::: Exercise input

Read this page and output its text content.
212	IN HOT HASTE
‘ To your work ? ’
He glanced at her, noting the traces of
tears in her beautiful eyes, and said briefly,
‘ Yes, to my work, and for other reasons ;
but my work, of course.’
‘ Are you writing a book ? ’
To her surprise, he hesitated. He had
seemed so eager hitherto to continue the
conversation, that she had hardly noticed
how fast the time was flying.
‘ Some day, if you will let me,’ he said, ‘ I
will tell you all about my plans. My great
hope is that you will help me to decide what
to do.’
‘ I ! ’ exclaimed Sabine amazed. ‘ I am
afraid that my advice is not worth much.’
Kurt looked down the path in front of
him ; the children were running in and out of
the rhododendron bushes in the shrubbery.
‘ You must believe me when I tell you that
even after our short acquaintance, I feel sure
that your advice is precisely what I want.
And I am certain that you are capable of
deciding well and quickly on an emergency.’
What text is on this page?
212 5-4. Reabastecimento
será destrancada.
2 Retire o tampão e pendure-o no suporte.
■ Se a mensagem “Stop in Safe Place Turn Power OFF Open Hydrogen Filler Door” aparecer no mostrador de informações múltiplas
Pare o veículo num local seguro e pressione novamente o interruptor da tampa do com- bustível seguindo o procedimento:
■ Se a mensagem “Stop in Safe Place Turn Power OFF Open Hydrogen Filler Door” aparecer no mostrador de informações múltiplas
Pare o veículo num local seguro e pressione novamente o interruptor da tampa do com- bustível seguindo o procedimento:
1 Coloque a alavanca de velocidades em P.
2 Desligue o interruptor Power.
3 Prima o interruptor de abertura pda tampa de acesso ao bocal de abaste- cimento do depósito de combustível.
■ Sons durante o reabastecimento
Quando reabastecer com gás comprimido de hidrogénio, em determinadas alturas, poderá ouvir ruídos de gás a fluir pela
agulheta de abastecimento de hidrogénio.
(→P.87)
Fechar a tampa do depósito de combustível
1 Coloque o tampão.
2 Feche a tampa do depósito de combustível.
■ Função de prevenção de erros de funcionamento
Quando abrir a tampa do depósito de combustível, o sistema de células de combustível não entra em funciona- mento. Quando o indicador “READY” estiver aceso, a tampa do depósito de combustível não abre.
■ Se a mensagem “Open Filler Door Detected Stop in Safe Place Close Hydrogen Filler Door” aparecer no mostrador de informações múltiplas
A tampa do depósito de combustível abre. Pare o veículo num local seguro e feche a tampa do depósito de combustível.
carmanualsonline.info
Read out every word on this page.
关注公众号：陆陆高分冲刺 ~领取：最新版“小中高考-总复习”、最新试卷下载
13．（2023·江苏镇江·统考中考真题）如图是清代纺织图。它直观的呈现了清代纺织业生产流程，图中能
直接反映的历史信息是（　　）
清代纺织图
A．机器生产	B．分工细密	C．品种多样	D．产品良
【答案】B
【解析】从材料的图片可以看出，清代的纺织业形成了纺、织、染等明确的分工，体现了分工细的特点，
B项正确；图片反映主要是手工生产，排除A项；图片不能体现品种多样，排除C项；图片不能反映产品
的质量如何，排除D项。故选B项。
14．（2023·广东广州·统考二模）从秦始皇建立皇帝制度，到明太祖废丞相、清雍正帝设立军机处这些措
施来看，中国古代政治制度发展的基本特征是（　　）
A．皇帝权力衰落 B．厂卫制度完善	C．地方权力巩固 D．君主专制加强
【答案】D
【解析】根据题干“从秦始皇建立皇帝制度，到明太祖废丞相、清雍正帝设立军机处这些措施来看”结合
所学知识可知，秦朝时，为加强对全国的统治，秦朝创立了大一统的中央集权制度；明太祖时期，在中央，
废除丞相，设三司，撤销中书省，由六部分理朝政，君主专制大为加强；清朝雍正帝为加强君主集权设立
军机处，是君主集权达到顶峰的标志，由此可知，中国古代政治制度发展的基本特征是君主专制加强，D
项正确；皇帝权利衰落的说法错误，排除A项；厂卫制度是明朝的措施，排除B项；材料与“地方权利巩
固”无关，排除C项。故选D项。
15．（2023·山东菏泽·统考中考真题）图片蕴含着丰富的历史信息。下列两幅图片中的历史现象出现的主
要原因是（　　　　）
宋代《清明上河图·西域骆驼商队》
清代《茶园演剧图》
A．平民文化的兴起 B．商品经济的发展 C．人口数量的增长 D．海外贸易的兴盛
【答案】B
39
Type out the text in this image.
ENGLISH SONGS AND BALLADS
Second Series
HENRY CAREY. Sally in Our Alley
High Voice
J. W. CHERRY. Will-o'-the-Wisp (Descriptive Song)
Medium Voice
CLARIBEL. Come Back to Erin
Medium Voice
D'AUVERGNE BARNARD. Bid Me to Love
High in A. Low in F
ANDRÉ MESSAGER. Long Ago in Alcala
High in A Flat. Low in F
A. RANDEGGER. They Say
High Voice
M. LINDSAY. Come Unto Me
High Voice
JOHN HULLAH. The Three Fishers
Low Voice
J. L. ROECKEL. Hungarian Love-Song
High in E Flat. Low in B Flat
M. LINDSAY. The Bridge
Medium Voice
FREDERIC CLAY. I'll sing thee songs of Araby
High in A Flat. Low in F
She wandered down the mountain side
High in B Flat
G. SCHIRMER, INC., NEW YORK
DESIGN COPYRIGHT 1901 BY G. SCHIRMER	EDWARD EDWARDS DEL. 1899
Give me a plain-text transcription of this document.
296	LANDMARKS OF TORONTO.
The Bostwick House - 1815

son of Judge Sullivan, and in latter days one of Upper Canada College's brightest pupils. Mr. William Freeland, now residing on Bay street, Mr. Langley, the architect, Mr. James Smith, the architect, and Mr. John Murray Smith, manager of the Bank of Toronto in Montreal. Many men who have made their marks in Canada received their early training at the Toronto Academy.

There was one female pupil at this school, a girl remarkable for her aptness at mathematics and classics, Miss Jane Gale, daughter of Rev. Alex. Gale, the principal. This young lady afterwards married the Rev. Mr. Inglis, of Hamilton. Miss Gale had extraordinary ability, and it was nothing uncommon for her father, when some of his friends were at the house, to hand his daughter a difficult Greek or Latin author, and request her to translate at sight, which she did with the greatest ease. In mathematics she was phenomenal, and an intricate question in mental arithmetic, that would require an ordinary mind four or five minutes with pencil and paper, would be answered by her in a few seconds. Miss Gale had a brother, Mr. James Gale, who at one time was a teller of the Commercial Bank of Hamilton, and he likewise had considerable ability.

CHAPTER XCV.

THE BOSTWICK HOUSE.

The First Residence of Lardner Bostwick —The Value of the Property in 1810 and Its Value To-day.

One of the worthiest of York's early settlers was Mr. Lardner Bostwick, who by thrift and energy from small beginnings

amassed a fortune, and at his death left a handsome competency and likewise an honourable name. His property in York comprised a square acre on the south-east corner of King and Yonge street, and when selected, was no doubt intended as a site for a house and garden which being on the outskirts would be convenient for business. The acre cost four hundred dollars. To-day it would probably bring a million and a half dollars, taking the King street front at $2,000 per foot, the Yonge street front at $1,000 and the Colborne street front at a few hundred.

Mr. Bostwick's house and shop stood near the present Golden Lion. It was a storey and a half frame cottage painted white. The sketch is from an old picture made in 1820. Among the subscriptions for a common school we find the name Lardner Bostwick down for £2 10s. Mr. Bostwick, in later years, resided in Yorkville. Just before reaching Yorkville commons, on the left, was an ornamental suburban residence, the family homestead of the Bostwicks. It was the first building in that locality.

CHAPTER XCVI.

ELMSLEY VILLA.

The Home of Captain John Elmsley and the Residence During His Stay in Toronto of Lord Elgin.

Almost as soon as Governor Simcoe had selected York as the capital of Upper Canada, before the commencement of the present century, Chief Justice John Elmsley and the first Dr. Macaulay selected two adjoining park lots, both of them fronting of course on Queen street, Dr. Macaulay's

::::::

Would you restate each of the entries word for word?

Read this page and output its text content.
212	IN HOT HASTE
‘ To your work ? ’
He glanced at her, noting the traces of
tears in her beautiful eyes, and said briefly,
‘ Yes, to my work, and for other reasons ;
but my work, of course.’
‘ Are you writing a book ? ’
To her surprise, he hesitated. He had
seemed so eager hitherto to continue the
conversation, that she had hardly noticed
how fast the time was flying.
‘ Some day, if you will let me,’ he said, ‘ I
will tell you all about my plans. My great
hope is that you will help me to decide what
to do.’
‘ I ! ’ exclaimed Sabine amazed. ‘ I am
afraid that my advice is not worth much.’
Kurt looked down the path in front of
him ; the children were running in and out of
the rhododendron bushes in the shrubbery.
‘ You must believe me when I tell you that
even after our short acquaintance, I feel sure
that your advice is precisely what I want.
And I am certain that you are capable of
deciding well and quickly on an emergency.’
What text is on this page?
212 5-4. Reabastecimento
será destrancada.
2 Retire o tampão e pendure-o no suporte.
■ Se a mensagem “Stop in Safe Place Turn Power OFF Open Hydrogen Filler Door” aparecer no mostrador de informações múltiplas
Pare o veículo num local seguro e pressione novamente o interruptor da tampa do com- bustível seguindo o procedimento:
■ Se a mensagem “Stop in Safe Place Turn Power OFF Open Hydrogen Filler Door” aparecer no mostrador de informações múltiplas
Pare o veículo num local seguro e pressione novamente o interruptor da tampa do com- bustível seguindo o procedimento:
1 Coloque a alavanca de velocidades em P.
2 Desligue o interruptor Power.
3 Prima o interruptor de abertura pda tampa de acesso ao bocal de abaste- cimento do depósito de combustível.
■ Sons durante o reabastecimento
Quando reabastecer com gás comprimido de hidrogénio, em determinadas alturas, poderá ouvir ruídos de gás a fluir pela
agulheta de abastecimento de hidrogénio.
(→P.87)
Fechar a tampa do depósito de combustível
1 Coloque o tampão.
2 Feche a tampa do depósito de combustível.
■ Função de prevenção de erros de funcionamento
Quando abrir a tampa do depósito de combustível, o sistema de células de combustível não entra em funciona- mento. Quando o indicador “READY” estiver aceso, a tampa do depósito de combustível não abre.
■ Se a mensagem “Open Filler Door Detected Stop in Safe Place Close Hydrogen Filler Door” aparecer no mostrador de informações múltiplas
A tampa do depósito de combustível abre. Pare o veículo num local seguro e feche a tampa do depósito de combustível.
carmanualsonline.info
Read out every word on this page.
关注公众号：陆陆高分冲刺 ~领取：最新版“小中高考-总复习”、最新试卷下载
13．（2023·江苏镇江·统考中考真题）如图是清代纺织图。它直观的呈现了清代纺织业生产流程，图中能
直接反映的历史信息是（　　）
清代纺织图
A．机器生产	B．分工细密	C．品种多样	D．产品良
【答案】B
【解析】从材料的图片可以看出，清代的纺织业形成了纺、织、染等明确的分工，体现了分工细的特点，
B项正确；图片反映主要是手工生产，排除A项；图片不能体现品种多样，排除C项；图片不能反映产品
的质量如何，排除D项。故选B项。
14．（2023·广东广州·统考二模）从秦始皇建立皇帝制度，到明太祖废丞相、清雍正帝设立军机处这些措
施来看，中国古代政治制度发展的基本特征是（　　）
A．皇帝权力衰落 B．厂卫制度完善	C．地方权力巩固 D．君主专制加强
【答案】D
【解析】根据题干“从秦始皇建立皇帝制度，到明太祖废丞相、清雍正帝设立军机处这些措施来看”结合
所学知识可知，秦朝时，为加强对全国的统治，秦朝创立了大一统的中央集权制度；明太祖时期，在中央，
废除丞相，设三司，撤销中书省，由六部分理朝政，君主专制大为加强；清朝雍正帝为加强君主集权设立
军机处，是君主集权达到顶峰的标志，由此可知，中国古代政治制度发展的基本特征是君主专制加强，D
项正确；皇帝权利衰落的说法错误，排除A项；厂卫制度是明朝的措施，排除B项；材料与“地方权利巩
固”无关，排除C项。故选D项。
15．（2023·山东菏泽·统考中考真题）图片蕴含着丰富的历史信息。下列两幅图片中的历史现象出现的主
要原因是（　　　　）
宋代《清明上河图·西域骆驼商队》
清代《茶园演剧图》
A．平民文化的兴起 B．商品经济的发展 C．人口数量的增长 D．海外贸易的兴盛
【答案】B
39
Type out the text in this image.
ENGLISH SONGS AND BALLADS
Second Series
HENRY CAREY. Sally in Our Alley
High Voice
J. W. CHERRY. Will-o'-the-Wisp (Descriptive Song)
Medium Voice
CLARIBEL. Come Back to Erin
Medium Voice
D'AUVERGNE BARNARD. Bid Me to Love
High in A. Low in F
ANDRÉ MESSAGER. Long Ago in Alcala
High in A Flat. Low in F
A. RANDEGGER. They Say
High Voice
M. LINDSAY. Come Unto Me
High Voice
JOHN HULLAH. The Three Fishers
Low Voice
J. L. ROECKEL. Hungarian Love-Song
High in E Flat. Low in B Flat
M. LINDSAY. The Bridge
Medium Voice
FREDERIC CLAY. I'll sing thee songs of Araby
High in A Flat. Low in F
She wandered down the mountain side
High in B Flat
G. SCHIRMER, INC., NEW YORK
DESIGN COPYRIGHT 1901 BY G. SCHIRMER	EDWARD EDWARDS DEL. 1899
Give me a plain-text transcription of this document.
296	LANDMARKS OF TORONTO.
The Bostwick House - 1815

son of Judge Sullivan, and in latter days one of Upper Canada College's brightest pupils. Mr. William Freeland, now residing on Bay street, Mr. Langley, the architect, Mr. James Smith, the architect, and Mr. John Murray Smith, manager of the Bank of Toronto in Montreal. Many men who have made their marks in Canada received their early training at the Toronto Academy.

There was one female pupil at this school, a girl remarkable for her aptness at mathematics and classics, Miss Jane Gale, daughter of Rev. Alex. Gale, the principal. This young lady afterwards married the Rev. Mr. Inglis, of Hamilton. Miss Gale had extraordinary ability, and it was nothing uncommon for her father, when some of his friends were at the house, to hand his daughter a difficult Greek or Latin author, and request her to translate at sight, which she did with the greatest ease. In mathematics she was phenomenal, and an intricate question in mental arithmetic, that would require an ordinary mind four or five minutes with pencil and paper, would be answered by her in a few seconds. Miss Gale had a brother, Mr. James Gale, who at one time was a teller of the Commercial Bank of Hamilton, and he likewise had considerable ability.

CHAPTER XCV.

THE BOSTWICK HOUSE.

The First Residence of Lardner Bostwick —The Value of the Property in 1810 and Its Value To-day.

One of the worthiest of York's early settlers was Mr. Lardner Bostwick, who by thrift and energy from small beginnings

amassed a fortune, and at his death left a handsome competency and likewise an honourable name. His property in York comprised a square acre on the south-east corner of King and Yonge street, and when selected, was no doubt intended as a site for a house and garden which being on the outskirts would be convenient for business. The acre cost four hundred dollars. To-day it would probably bring a million and a half dollars, taking the King street front at $2,000 per foot, the Yonge street front at $1,000 and the Colborne street front at a few hundred.

Mr. Bostwick's house and shop stood near the present Golden Lion. It was a storey and a half frame cottage painted white. The sketch is from an old picture made in 1820. Among the subscriptions for a common school we find the name Lardner Bostwick down for £2 10s. Mr. Bostwick, in later years, resided in Yorkville. Just before reaching Yorkville commons, on the left, was an ornamental suburban residence, the family homestead of the Bostwicks. It was the first building in that locality.

CHAPTER XCVI.

ELMSLEY VILLA.

The Home of Captain John Elmsley and the Residence During His Stay in Toronto of Lord Elgin.

Almost as soon as Governor Simcoe had selected York as the capital of Upper Canada, before the commencement of the present century, Chief Justice John Elmsley and the first Dr. Macaulay selected two adjoining park lots, both of them fronting of course on Queen street, Dr. Macaulay's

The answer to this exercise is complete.